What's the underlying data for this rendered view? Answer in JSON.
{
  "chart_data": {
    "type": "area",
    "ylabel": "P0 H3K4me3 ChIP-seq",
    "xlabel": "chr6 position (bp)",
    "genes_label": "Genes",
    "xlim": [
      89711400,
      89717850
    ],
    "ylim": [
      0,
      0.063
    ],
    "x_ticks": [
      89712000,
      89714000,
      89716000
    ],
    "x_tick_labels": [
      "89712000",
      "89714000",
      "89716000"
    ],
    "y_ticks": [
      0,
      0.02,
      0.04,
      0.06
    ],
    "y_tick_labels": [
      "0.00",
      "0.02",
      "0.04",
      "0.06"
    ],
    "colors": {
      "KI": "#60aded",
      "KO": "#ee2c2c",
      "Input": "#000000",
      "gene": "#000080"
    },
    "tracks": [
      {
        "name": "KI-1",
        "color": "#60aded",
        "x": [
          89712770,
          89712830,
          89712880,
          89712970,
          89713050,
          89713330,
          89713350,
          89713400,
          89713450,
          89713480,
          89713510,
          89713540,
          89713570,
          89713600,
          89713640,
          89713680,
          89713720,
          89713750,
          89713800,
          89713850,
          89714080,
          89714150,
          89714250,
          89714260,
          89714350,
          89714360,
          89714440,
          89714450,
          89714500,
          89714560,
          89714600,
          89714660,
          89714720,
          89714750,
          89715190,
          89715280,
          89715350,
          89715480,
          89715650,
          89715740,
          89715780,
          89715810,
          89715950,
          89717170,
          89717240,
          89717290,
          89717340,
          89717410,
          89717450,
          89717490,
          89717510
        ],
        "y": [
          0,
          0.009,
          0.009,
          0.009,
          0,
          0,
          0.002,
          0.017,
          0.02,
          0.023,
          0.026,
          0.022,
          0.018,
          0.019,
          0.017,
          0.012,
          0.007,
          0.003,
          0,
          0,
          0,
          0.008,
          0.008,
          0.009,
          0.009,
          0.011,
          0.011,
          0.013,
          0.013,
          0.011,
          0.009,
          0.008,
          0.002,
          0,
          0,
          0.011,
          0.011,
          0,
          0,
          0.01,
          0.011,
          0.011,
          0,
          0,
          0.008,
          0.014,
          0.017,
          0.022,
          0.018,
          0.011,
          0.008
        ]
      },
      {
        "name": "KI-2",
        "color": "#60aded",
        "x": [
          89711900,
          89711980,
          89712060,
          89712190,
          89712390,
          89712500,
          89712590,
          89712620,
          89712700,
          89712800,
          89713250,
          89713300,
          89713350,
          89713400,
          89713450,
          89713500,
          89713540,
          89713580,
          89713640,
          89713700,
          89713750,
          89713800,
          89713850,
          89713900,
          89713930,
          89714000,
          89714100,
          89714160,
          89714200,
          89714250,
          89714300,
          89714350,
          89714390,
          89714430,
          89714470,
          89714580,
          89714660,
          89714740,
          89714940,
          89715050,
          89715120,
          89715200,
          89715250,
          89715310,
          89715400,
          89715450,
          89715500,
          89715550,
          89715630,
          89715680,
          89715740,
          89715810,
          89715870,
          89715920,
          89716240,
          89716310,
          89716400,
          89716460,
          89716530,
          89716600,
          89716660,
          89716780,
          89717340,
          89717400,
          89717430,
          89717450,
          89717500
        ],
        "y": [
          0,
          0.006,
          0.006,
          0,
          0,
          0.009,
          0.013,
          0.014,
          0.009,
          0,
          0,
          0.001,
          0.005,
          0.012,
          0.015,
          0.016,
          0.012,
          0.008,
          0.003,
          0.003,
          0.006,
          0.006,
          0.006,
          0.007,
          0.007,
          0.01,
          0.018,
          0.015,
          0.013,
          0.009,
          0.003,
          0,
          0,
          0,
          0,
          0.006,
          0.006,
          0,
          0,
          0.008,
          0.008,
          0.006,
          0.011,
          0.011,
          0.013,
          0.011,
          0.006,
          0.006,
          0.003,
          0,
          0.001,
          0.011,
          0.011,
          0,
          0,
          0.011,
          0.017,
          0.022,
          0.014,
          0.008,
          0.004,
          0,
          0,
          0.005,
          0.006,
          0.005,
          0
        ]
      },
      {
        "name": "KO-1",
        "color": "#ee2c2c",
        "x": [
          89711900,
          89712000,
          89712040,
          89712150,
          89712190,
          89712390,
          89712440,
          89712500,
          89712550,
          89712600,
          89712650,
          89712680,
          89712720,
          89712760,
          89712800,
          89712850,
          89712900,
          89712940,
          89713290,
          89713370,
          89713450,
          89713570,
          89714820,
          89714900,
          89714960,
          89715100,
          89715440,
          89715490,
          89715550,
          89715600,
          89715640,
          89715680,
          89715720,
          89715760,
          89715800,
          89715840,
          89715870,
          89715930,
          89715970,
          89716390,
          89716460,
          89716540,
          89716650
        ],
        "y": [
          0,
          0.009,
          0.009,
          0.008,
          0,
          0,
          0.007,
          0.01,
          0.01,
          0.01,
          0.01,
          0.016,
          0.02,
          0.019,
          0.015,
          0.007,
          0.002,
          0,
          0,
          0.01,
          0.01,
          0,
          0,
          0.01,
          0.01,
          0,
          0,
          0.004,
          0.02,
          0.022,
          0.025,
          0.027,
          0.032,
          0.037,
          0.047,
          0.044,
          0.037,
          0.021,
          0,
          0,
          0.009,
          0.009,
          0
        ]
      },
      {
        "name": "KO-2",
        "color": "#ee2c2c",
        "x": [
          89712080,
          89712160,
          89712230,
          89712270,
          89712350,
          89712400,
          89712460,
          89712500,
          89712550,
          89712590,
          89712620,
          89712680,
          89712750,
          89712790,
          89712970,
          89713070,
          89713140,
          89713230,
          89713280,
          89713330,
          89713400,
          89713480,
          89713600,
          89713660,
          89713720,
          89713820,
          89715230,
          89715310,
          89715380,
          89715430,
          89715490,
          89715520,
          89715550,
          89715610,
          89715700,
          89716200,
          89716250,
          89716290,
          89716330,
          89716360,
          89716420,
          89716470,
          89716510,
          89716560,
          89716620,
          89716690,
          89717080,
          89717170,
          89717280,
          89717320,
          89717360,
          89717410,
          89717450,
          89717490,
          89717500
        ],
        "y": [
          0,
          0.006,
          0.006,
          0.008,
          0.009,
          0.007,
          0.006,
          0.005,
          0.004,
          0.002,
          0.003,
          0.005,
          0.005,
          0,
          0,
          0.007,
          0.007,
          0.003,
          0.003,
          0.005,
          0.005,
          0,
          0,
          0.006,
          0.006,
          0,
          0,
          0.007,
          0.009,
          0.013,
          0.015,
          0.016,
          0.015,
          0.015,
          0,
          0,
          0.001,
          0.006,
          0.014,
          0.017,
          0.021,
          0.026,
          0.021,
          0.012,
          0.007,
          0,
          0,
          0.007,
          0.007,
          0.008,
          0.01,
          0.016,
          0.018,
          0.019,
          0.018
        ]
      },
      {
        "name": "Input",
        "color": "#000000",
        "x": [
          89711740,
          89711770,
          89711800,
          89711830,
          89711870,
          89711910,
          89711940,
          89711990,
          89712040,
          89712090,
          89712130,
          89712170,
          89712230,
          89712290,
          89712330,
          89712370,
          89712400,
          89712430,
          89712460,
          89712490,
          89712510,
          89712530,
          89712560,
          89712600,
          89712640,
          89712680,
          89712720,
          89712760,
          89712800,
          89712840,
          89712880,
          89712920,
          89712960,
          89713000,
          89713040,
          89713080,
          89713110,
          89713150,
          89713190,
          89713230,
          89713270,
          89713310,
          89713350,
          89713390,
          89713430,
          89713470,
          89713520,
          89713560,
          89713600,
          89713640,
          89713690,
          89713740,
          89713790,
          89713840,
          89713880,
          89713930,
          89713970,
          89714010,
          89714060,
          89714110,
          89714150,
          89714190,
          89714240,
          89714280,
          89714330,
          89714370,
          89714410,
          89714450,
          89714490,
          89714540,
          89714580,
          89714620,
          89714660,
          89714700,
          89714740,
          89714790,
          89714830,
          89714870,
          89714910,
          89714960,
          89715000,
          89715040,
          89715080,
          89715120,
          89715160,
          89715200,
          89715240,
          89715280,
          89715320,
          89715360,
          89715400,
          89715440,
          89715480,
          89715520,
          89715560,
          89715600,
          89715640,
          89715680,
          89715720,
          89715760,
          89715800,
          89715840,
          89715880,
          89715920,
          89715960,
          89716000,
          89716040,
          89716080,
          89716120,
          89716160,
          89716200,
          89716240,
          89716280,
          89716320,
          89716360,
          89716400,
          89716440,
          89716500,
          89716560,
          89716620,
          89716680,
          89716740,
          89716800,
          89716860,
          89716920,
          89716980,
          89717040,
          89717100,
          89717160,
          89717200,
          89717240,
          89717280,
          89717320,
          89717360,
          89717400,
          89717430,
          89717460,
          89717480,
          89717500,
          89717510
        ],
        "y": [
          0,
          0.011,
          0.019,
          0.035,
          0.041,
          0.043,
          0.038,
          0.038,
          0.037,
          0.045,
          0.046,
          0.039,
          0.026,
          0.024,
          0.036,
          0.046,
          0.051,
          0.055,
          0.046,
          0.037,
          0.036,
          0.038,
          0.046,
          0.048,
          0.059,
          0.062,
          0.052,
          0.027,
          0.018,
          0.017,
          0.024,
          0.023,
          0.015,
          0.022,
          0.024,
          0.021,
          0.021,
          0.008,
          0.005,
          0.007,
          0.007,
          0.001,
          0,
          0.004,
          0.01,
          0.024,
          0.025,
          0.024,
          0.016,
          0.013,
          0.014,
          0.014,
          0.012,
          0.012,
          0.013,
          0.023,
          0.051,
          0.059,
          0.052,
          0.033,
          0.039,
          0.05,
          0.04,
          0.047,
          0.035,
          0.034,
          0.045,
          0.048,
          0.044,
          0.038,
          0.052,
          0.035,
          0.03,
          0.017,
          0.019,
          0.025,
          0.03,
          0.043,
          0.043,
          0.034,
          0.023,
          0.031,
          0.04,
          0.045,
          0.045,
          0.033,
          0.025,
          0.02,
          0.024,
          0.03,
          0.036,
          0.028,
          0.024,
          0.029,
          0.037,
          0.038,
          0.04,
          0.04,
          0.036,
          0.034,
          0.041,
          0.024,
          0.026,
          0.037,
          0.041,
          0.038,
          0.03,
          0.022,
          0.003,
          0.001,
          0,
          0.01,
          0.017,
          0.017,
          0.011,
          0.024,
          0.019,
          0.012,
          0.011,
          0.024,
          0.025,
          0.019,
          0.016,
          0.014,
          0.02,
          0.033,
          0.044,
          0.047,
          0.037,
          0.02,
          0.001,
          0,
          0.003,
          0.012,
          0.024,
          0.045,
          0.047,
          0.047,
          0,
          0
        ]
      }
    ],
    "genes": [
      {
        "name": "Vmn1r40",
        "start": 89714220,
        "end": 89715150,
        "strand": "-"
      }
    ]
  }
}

------------

→ TASK INSTRUCTIONS
Filter the material for the word "name" and copy each matching line.

→ TASK SOLUTION
        "name": "KI-1",
        "name": "KI-2",
        "name": "KO-1",
        "name": "KO-2",
        "name": "Input",
        "name": "Vmn1r40",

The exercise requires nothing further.